• [Stated task]
Nothing in the records may be left out or altered; reproduce them all exactly.

-- Begin Stored records --

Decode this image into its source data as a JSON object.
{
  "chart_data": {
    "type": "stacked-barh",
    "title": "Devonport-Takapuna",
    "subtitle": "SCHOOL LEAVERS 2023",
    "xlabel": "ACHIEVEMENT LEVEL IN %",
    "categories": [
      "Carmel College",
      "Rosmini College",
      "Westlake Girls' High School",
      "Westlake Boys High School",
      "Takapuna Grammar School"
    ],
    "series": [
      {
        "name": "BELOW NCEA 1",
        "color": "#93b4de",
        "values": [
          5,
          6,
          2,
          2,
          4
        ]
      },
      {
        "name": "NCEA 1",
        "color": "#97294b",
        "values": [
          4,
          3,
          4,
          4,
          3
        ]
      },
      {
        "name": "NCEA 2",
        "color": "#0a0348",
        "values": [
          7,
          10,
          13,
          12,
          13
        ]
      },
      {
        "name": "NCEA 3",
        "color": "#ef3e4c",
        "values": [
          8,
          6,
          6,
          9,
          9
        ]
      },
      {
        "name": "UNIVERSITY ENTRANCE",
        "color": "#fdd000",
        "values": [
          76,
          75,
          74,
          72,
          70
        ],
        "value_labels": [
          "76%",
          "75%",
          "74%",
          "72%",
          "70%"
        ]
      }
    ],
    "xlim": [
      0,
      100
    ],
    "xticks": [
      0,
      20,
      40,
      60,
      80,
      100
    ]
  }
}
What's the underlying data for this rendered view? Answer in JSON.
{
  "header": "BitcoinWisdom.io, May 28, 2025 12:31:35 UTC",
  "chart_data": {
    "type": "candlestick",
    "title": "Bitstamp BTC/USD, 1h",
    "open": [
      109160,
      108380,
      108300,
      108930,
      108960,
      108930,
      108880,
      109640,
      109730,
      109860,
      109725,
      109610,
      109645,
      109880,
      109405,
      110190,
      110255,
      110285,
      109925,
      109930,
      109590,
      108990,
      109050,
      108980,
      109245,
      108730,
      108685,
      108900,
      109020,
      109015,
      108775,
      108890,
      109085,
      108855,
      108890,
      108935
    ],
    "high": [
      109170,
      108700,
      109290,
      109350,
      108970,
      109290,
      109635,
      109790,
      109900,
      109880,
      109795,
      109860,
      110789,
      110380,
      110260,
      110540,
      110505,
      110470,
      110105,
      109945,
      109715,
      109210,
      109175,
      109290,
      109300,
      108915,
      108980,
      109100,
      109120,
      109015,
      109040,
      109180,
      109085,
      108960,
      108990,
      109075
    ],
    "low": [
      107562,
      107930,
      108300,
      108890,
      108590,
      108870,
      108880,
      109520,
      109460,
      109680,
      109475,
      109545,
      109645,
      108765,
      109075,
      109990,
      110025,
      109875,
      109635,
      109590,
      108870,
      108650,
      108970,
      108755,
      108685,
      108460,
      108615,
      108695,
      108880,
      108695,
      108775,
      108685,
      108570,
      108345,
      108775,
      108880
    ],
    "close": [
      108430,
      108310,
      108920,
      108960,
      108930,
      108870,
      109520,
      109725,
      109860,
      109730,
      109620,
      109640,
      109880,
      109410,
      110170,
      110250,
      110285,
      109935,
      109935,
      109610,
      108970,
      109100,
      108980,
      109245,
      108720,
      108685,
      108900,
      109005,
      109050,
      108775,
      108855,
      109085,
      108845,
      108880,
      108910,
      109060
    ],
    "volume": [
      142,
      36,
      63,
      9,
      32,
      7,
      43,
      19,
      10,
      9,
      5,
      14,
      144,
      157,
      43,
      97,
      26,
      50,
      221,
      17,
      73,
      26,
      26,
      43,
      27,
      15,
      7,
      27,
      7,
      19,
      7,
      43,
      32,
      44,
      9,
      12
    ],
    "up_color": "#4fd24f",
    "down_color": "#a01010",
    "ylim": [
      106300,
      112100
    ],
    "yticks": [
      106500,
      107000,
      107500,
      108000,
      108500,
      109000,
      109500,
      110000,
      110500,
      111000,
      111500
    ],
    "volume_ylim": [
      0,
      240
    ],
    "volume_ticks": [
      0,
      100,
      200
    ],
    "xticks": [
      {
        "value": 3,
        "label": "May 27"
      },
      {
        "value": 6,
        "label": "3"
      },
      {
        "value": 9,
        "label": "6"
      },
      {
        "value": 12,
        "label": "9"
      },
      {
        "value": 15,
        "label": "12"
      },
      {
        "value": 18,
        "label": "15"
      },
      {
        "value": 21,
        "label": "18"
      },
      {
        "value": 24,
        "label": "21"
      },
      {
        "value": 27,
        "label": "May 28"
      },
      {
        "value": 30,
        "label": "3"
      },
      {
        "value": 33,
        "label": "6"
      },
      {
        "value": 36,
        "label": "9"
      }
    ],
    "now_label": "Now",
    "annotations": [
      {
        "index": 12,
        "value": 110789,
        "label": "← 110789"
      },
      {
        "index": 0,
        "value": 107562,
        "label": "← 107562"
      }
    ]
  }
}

-- End Stored records --

• [The completed task]
Decode this image into its source data as a JSON object.
{
  "chart_data": {
    "type": "stacked-barh",
    "title": "Devonport-Takapuna",
    "subtitle": "SCHOOL LEAVERS 2023",
    "xlabel": "ACHIEVEMENT LEVEL IN %",
    "categories": [
      "Carmel College",
      "Rosmini College",
      "Westlake Girls' High School",
      "Westlake Boys High School",
      "Takapuna Grammar School"
    ],
    "series": [
      {
        "name": "BELOW NCEA 1",
        "color": "#93b4de",
        "values": [
          5,
          6,
          2,
          2,
          4
        ]
      },
      {
        "name": "NCEA 1",
        "color": "#97294b",
        "values": [
          4,
          3,
          4,
          4,
          3
        ]
      },
      {
        "name": "NCEA 2",
        "color": "#0a0348",
        "values": [
          7,
          10,
          13,
          12,
          13
        ]
      },
      {
        "name": "NCEA 3",
        "color": "#ef3e4c",
        "values": [
          8,
          6,
          6,
          9,
          9
        ]
      },
      {
        "name": "UNIVERSITY ENTRANCE",
        "color": "#fdd000",
        "values": [
          76,
          75,
          74,
          72,
          70
        ],
        "value_labels": [
          "76%",
          "75%",
          "74%",
          "72%",
          "70%"
        ]
      }
    ],
    "xlim": [
      0,
      100
    ],
    "xticks": [
      0,
      20,
      40,
      60,
      80,
      100
    ]
  }
}
What's the underlying data for this rendered view? Answer in JSON.
{
  "header": "BitcoinWisdom.io, May 28, 2025 12:31:35 UTC",
  "chart_data": {
    "type": "candlestick",
    "title": "Bitstamp BTC/USD, 1h",
    "open": [
      109160,
      108380,
      108300,
      108930,
      108960,
      108930,
      108880,
      109640,
      109730,
      109860,
      109725,
      109610,
      109645,
      109880,
      109405,
      110190,
      110255,
      110285,
      109925,
      109930,
      109590,
      108990,
      109050,
      108980,
      109245,
      108730,
      108685,
      108900,
      109020,
      109015,
      108775,
      108890,
      109085,
      108855,
      108890,
      108935
    ],
    "high": [
      109170,
      108700,
      109290,
      109350,
      108970,
      109290,
      109635,
      109790,
      109900,
      109880,
      109795,
      109860,
      110789,
      110380,
      110260,
      110540,
      110505,
      110470,
      110105,
      109945,
      109715,
      109210,
      109175,
      109290,
      109300,
      108915,
      108980,
      109100,
      109120,
      109015,
      109040,
      109180,
      109085,
      108960,
      108990,
      109075
    ],
    "low": [
      107562,
      107930,
      108300,
      108890,
      108590,
      108870,
      108880,
      109520,
      109460,
      109680,
      109475,
      109545,
      109645,
      108765,
      109075,
      109990,
      110025,
      109875,
      109635,
      109590,
      108870,
      108650,
      108970,
      108755,
      108685,
      108460,
      108615,
      108695,
      108880,
      108695,
      108775,
      108685,
      108570,
      108345,
      108775,
      108880
    ],
    "close": [
      108430,
      108310,
      108920,
      108960,
      108930,
      108870,
      109520,
      109725,
      109860,
      109730,
      109620,
      109640,
      109880,
      109410,
      110170,
      110250,
      110285,
      109935,
      109935,
      109610,
      108970,
      109100,
      108980,
      109245,
      108720,
      108685,
      108900,
      109005,
      109050,
      108775,
      108855,
      109085,
      108845,
      108880,
      108910,
      109060
    ],
    "volume": [
      142,
      36,
      63,
      9,
      32,
      7,
      43,
      19,
      10,
      9,
      5,
      14,
      144,
      157,
      43,
      97,
      26,
      50,
      221,
      17,
      73,
      26,
      26,
      43,
      27,
      15,
      7,
      27,
      7,
      19,
      7,
      43,
      32,
      44,
      9,
      12
    ],
    "up_color": "#4fd24f",
    "down_color": "#a01010",
    "ylim": [
      106300,
      112100
    ],
    "yticks": [
      106500,
      107000,
      107500,
      108000,
      108500,
      109000,
      109500,
      110000,
      110500,
      111000,
      111500
    ],
    "volume_ylim": [
      0,
      240
    ],
    "volume_ticks": [
      0,
      100,
      200
    ],
    "xticks": [
      {
        "value": 3,
        "label": "May 27"
      },
      {
        "value": 6,
        "label": "3"
      },
      {
        "value": 9,
        "label": "6"
      },
      {
        "value": 12,
        "label": "9"
      },
      {
        "value": 15,
        "label": "12"
      },
      {
        "value": 18,
        "label": "15"
      },
      {
        "value": 21,
        "label": "18"
      },
      {
        "value": 24,
        "label": "21"
      },
      {
        "value": 27,
        "label": "May 28"
      },
      {
        "value": 30,
        "label": "3"
      },
      {
        "value": 33,
        "label": "6"
      },
      {
        "value": 36,
        "label": "9"
      }
    ],
    "now_label": "Now",
    "annotations": [
      {
        "index": 12,
        "value": 110789,
        "label": "← 110789"
      },
      {
        "index": 0,
        "value": 107562,
        "label": "← 107562"
      }
    ]
  }
}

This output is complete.